**TASK REQUIREMENTS**
Copy out every line of the material below word for word, omitting any picture markers.

Element position data:
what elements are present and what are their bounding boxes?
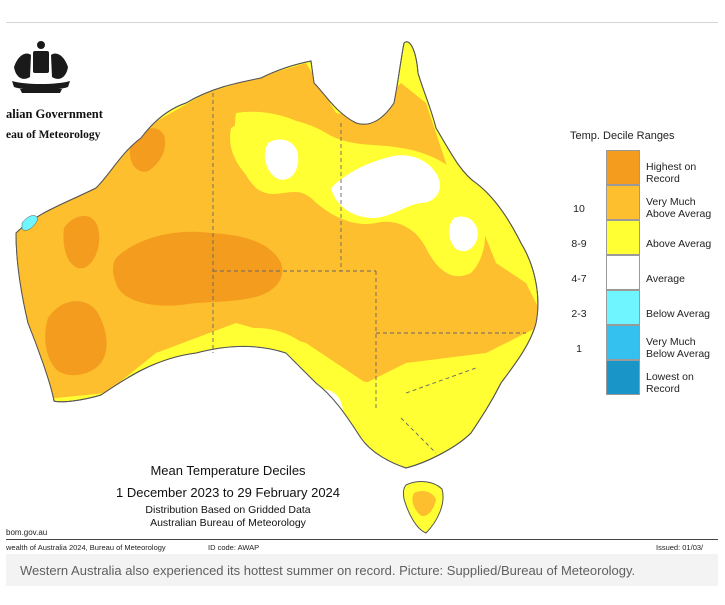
- legend-label: Above Averag: [646, 238, 712, 250]
- legend-code: 8-9: [571, 238, 587, 250]
- highest-on-record-central: [113, 231, 283, 306]
- footer-divider: [6, 539, 718, 540]
- legend-code: 1: [576, 343, 582, 355]
- legend-label: Highest on Record: [646, 161, 697, 185]
- australia-temperature-map: [15, 41, 539, 534]
- very-much-above-average-southeast: [446, 450, 481, 467]
- tasmania-very-much-above-average: [412, 491, 436, 517]
- footer-url: bom.gov.au: [6, 528, 48, 537]
- legend-label: Average: [646, 273, 685, 285]
- legend-code: 2-3: [571, 308, 587, 320]
- legend-swatch-highest: [606, 150, 640, 185]
- footer-copyright: wealth of Australia 2024, Bureau of Mete…: [6, 543, 166, 552]
- legend-code: 10: [573, 203, 585, 215]
- map-title: Mean Temperature Deciles: [150, 463, 306, 478]
- legend-swatch-above: [606, 220, 640, 255]
- footer-issued: Issued: 01/03/: [656, 543, 704, 552]
- legend-label: Below Averag: [646, 308, 711, 320]
- legend-swatch-below: [606, 290, 640, 325]
- caption-bar: Western Australia also experienced its h…: [6, 554, 718, 586]
- legend-code: 4-7: [571, 273, 587, 285]
- map-source: Australian Bureau of Meteorology: [150, 517, 306, 529]
- below-average-patch: [21, 215, 39, 231]
- average-region-northwest: [264, 139, 299, 180]
- legend-label: Lowest on Record: [646, 371, 694, 395]
- map-figure: alian Government eau of Meteorology Temp…: [6, 22, 718, 554]
- footer-id-code: ID code: AWAP: [208, 543, 260, 552]
- legend-swatch-very-much-above: [606, 185, 640, 220]
- coat-of-arms-icon: [12, 41, 70, 93]
- legend-label: Very Much Below Averag: [646, 336, 711, 360]
- legend-swatch-lowest: [606, 360, 640, 395]
- state-borders: [212, 93, 526, 454]
- legend-title: Temp. Decile Ranges: [570, 130, 675, 142]
- highest-on-record-southwest: [45, 301, 107, 376]
- above-average-south-region: [156, 328, 483, 463]
- image-caption: Western Australia also experienced its h…: [20, 563, 636, 578]
- average-region-south: [181, 364, 298, 422]
- bureau-name: eau of Meteorology: [6, 129, 101, 141]
- coastline: [15, 41, 539, 469]
- highest-on-record-west: [63, 215, 100, 269]
- average-region-east: [448, 216, 478, 252]
- legend-swatch-very-much-below: [606, 325, 640, 360]
- map-distribution-note: Distribution Based on Gridded Data: [145, 504, 311, 516]
- map-period: 1 December 2023 to 29 February 2024: [115, 485, 341, 500]
- average-region-northeast: [331, 155, 441, 219]
- legend-label: Very Much Above Averag: [646, 196, 712, 220]
- legend-swatch-average: [606, 255, 640, 290]
- government-name: alian Government: [6, 107, 103, 121]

**SOLUTION**
what elements are present and what are their bounding boxes?
- legend-label: Above Averag: [646, 238, 712, 250]
- legend-code: 8-9: [571, 238, 587, 250]
- highest-on-record-central: [113, 231, 283, 306]
- footer-divider: [6, 539, 718, 540]
- legend-code: 1: [576, 343, 582, 355]
- legend-label: Highest on Record: [646, 161, 697, 185]
- australia-temperature-map: [15, 41, 539, 534]
- very-much-above-average-southeast: [446, 450, 481, 467]
- tasmania-very-much-above-average: [412, 491, 436, 517]
- footer-url: bom.gov.au: [6, 528, 48, 537]
- legend-label: Average: [646, 273, 685, 285]
- legend-code: 2-3: [571, 308, 587, 320]
- legend-swatch-highest: [606, 150, 640, 185]
- footer-copyright: wealth of Australia 2024, Bureau of Mete…: [6, 543, 166, 552]
- legend-code: 10: [573, 203, 585, 215]
- map-title: Mean Temperature Deciles: [150, 463, 306, 478]
- legend-swatch-above: [606, 220, 640, 255]
- footer-issued: Issued: 01/03/: [656, 543, 704, 552]
- legend-label: Below Averag: [646, 308, 711, 320]
- legend-swatch-below: [606, 290, 640, 325]
- caption-bar: Western Australia also experienced its h…: [6, 554, 718, 586]
- legend-code: 4-7: [571, 273, 587, 285]
- map-source: Australian Bureau of Meteorology: [150, 517, 306, 529]
- below-average-patch: [21, 215, 39, 231]
- average-region-northwest: [264, 139, 299, 180]
- legend-label: Lowest on Record: [646, 371, 694, 395]
- map-figure: alian Government eau of Meteorology Temp…: [6, 22, 718, 554]
- footer-id-code: ID code: AWAP: [208, 543, 260, 552]
- legend-swatch-very-much-above: [606, 185, 640, 220]
- coat-of-arms-icon: [12, 41, 70, 93]
- legend-label: Very Much Below Averag: [646, 336, 711, 360]
- legend-swatch-lowest: [606, 360, 640, 395]
- state-borders: [212, 93, 526, 454]
- legend-title: Temp. Decile Ranges: [570, 130, 675, 142]
- highest-on-record-southwest: [45, 301, 107, 376]
- above-average-south-region: [156, 328, 483, 463]
- image-caption: Western Australia also experienced its h…: [20, 563, 636, 578]
- average-region-south: [181, 364, 298, 422]
- bureau-name: eau of Meteorology: [6, 129, 101, 141]
- coastline: [15, 41, 539, 469]
- highest-on-record-west: [63, 215, 100, 269]
- average-region-east: [448, 216, 478, 252]
- legend-swatch-very-much-below: [606, 325, 640, 360]
- map-distribution-note: Distribution Based on Gridded Data: [145, 504, 311, 516]
- map-period: 1 December 2023 to 29 February 2024: [115, 485, 341, 500]
- average-region-northeast: [331, 155, 441, 219]
- legend-label: Very Much Above Averag: [646, 196, 712, 220]
- legend-swatch-average: [606, 255, 640, 290]
- government-name: alian Government: [6, 107, 103, 121]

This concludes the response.